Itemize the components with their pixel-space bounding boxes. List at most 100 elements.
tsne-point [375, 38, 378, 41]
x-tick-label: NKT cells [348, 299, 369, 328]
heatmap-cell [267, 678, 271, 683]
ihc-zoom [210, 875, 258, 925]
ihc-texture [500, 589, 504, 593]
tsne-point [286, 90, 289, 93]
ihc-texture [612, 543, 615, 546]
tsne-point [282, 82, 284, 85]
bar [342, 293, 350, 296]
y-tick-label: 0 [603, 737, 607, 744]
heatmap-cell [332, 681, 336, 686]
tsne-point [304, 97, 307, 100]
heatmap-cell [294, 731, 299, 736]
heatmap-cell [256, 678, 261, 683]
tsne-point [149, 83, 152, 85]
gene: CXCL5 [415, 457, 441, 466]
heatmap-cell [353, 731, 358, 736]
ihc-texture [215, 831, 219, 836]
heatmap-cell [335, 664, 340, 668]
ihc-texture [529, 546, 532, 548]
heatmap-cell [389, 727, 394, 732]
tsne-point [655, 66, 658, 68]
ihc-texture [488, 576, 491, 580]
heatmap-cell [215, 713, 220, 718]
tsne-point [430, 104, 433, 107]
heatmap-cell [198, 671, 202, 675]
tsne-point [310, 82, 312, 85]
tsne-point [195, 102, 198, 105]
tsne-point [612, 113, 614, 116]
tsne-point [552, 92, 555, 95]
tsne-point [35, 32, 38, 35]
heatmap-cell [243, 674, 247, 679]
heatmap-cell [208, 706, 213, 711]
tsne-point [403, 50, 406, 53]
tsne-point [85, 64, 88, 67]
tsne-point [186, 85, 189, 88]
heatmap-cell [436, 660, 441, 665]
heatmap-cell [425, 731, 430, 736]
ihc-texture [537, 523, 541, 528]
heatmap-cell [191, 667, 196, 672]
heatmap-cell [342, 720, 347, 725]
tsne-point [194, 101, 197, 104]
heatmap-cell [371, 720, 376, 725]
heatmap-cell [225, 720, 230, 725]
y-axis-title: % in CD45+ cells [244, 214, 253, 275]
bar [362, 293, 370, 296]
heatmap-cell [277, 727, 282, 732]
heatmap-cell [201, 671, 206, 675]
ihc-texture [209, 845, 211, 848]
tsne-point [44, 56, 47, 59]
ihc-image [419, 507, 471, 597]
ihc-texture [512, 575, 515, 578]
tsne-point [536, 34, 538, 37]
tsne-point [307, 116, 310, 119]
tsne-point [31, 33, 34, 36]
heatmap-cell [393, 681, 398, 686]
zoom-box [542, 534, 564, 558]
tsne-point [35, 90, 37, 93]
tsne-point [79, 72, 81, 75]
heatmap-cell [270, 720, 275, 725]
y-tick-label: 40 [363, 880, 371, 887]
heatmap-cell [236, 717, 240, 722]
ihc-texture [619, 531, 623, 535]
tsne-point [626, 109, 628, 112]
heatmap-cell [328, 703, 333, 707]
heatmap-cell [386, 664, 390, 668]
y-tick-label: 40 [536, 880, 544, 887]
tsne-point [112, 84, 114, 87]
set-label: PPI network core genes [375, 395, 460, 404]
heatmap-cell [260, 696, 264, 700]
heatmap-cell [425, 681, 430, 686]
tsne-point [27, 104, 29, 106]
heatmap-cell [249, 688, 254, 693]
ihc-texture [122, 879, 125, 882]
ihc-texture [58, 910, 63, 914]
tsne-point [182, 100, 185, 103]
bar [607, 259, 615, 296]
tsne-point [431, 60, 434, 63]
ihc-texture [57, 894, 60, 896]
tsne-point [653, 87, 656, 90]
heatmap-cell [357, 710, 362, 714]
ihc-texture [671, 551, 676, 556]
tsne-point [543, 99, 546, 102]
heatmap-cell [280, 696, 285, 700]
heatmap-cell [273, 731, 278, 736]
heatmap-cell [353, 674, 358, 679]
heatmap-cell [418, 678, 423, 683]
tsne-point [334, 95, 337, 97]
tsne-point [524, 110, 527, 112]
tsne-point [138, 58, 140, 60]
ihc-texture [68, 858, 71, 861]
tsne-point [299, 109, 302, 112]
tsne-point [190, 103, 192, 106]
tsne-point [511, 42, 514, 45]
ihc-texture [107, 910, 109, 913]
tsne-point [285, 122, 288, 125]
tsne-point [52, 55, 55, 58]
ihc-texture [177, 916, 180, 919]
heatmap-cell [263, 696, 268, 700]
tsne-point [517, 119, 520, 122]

---

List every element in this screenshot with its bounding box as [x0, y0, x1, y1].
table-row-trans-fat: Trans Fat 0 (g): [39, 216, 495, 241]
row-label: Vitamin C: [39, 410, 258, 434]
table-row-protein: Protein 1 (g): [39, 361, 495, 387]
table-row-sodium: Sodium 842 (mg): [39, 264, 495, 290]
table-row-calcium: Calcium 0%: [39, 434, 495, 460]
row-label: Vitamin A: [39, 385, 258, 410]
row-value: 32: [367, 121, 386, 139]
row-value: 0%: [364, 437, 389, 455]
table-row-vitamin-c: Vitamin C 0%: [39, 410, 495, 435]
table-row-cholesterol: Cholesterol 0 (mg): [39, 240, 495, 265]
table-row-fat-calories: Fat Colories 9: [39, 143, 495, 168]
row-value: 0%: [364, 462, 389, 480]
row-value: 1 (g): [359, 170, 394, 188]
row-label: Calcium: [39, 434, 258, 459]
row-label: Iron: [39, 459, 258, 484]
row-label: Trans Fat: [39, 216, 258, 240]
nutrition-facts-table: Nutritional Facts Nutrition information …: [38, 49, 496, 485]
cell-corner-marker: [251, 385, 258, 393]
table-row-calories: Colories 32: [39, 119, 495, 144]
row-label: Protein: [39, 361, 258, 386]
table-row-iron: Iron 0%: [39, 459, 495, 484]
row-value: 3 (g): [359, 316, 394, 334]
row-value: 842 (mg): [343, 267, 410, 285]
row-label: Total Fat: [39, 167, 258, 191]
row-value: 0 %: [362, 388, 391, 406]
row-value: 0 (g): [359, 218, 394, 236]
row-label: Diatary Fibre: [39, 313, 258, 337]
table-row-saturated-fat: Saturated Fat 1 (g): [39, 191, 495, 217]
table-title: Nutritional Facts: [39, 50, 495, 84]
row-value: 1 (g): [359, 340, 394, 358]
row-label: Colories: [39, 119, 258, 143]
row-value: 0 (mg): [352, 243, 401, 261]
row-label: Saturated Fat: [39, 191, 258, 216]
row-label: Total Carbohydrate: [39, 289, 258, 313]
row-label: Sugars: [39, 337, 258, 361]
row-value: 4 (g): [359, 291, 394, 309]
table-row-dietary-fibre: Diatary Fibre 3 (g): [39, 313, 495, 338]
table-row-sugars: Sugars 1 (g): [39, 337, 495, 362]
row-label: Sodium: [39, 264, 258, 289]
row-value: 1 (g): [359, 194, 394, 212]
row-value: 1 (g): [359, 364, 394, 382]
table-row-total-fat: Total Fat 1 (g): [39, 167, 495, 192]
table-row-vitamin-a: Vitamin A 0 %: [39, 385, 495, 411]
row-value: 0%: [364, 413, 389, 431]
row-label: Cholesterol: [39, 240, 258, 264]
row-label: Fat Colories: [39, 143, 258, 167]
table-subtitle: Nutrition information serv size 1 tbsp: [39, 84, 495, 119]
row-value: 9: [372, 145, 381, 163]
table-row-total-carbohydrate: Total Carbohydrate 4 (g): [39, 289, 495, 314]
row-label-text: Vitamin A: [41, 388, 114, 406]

▸ **What to produce**
The lines in the listing that include the word "zoom" are to be counted; give only that number.

▸ **Exercise solution**
2